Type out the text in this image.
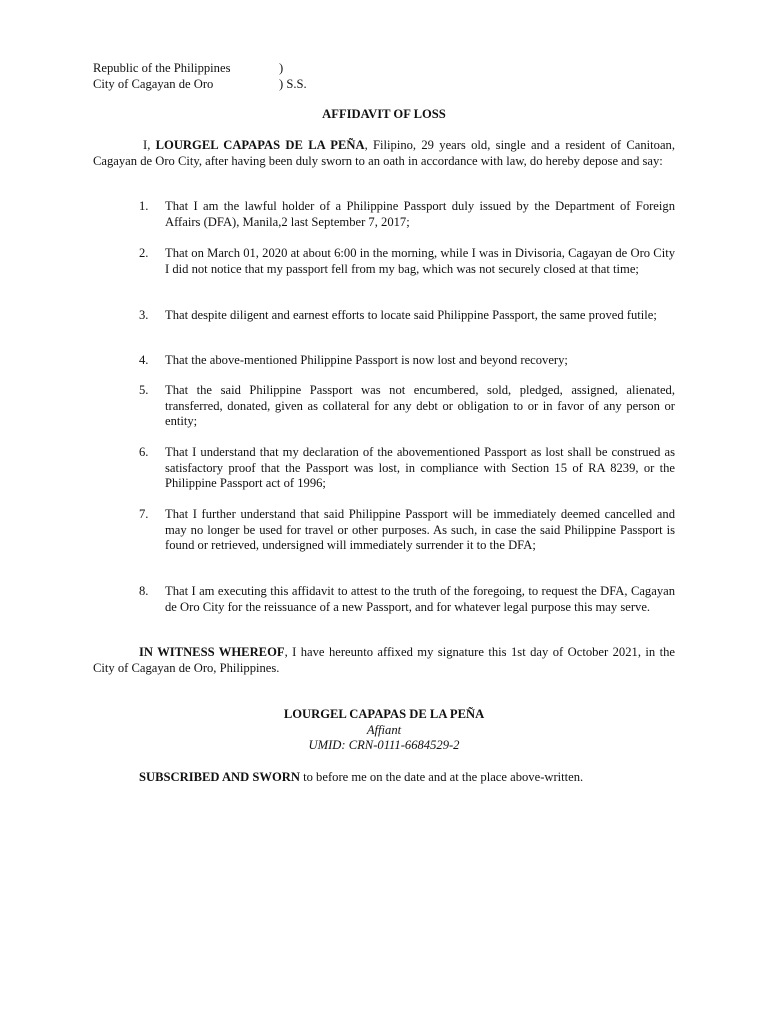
Republic of the Philippines	)
City of Cagayan de Oro	) S.S.
AFFIDAVIT OF LOSS
I, LOURGEL CAPAPAS DE LA PEÑA, Filipino, 29 years old, single and a resident of Canitoan, Cagayan de Oro City, after having been duly sworn to an oath in accordance with law, do hereby depose and say:
1.	That I am the lawful holder of a Philippine Passport duly issued by the Department of Foreign Affairs (DFA), Manila,2 last September 7, 2017;
2.	That on March 01, 2020 at about 6:00 in the morning, while I was in Divisoria, Cagayan de Oro City I did not notice that my passport fell from my bag, which was not securely closed at that time;
3.	That despite diligent and earnest efforts to locate said Philippine Passport, the same proved futile;
4.	That the above-mentioned Philippine Passport is now lost and beyond recovery;
5.	That the said Philippine Passport was not encumbered, sold, pledged, assigned, alienated, transferred, donated, given as collateral for any debt or obligation to or in favor of any person or entity;
6.	That I understand that my declaration of the abovementioned Passport as lost shall be construed as satisfactory proof that the Passport was lost, in compliance with Section 15 of RA 8239, or the Philippine Passport act of 1996;
7.	That I further understand that said Philippine Passport will be immediately deemed cancelled and may no longer be used for travel or other purposes. As such, in case the said Philippine Passport is found or retrieved, undersigned will immediately surrender it to the DFA;
8.	That I am executing this affidavit to attest to the truth of the foregoing, to request the DFA, Cagayan de Oro City for the reissuance of a new Passport, and for whatever legal purpose this may serve.
IN WITNESS WHEREOF, I have hereunto affixed my signature this 1st day of October 2021, in the City of Cagayan de Oro, Philippines.
LOURGEL CAPAPAS DE LA PEÑA
Affiant
UMID: CRN-0111-6684529-2
SUBSCRIBED AND SWORN to before me on the date and at the place above-written.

__________

TASK DESCRIPTION: Reproduce the data above in full, exactly as it is, with the pictures left out.

REPLY TO THE EXERCISE:
Type out the text in this image.
Republic of the Philippines	)
City of Cagayan de Oro	) S.S.
AFFIDAVIT OF LOSS
I, LOURGEL CAPAPAS DE LA PEÑA, Filipino, 29 years old, single and a resident of Canitoan, Cagayan de Oro City, after having been duly sworn to an oath in accordance with law, do hereby depose and say:
1.	That I am the lawful holder of a Philippine Passport duly issued by the Department of Foreign Affairs (DFA), Manila,2 last September 7, 2017;
2.	That on March 01, 2020 at about 6:00 in the morning, while I was in Divisoria, Cagayan de Oro City I did not notice that my passport fell from my bag, which was not securely closed at that time;
3.	That despite diligent and earnest efforts to locate said Philippine Passport, the same proved futile;
4.	That the above-mentioned Philippine Passport is now lost and beyond recovery;
5.	That the said Philippine Passport was not encumbered, sold, pledged, assigned, alienated, transferred, donated, given as collateral for any debt or obligation to or in favor of any person or entity;
6.	That I understand that my declaration of the abovementioned Passport as lost shall be construed as satisfactory proof that the Passport was lost, in compliance with Section 15 of RA 8239, or the Philippine Passport act of 1996;
7.	That I further understand that said Philippine Passport will be immediately deemed cancelled and may no longer be used for travel or other purposes. As such, in case the said Philippine Passport is found or retrieved, undersigned will immediately surrender it to the DFA;
8.	That I am executing this affidavit to attest to the truth of the foregoing, to request the DFA, Cagayan de Oro City for the reissuance of a new Passport, and for whatever legal purpose this may serve.
IN WITNESS WHEREOF, I have hereunto affixed my signature this 1st day of October 2021, in the City of Cagayan de Oro, Philippines.
LOURGEL CAPAPAS DE LA PEÑA
Affiant
UMID: CRN-0111-6684529-2
SUBSCRIBED AND SWORN to before me on the date and at the place above-written.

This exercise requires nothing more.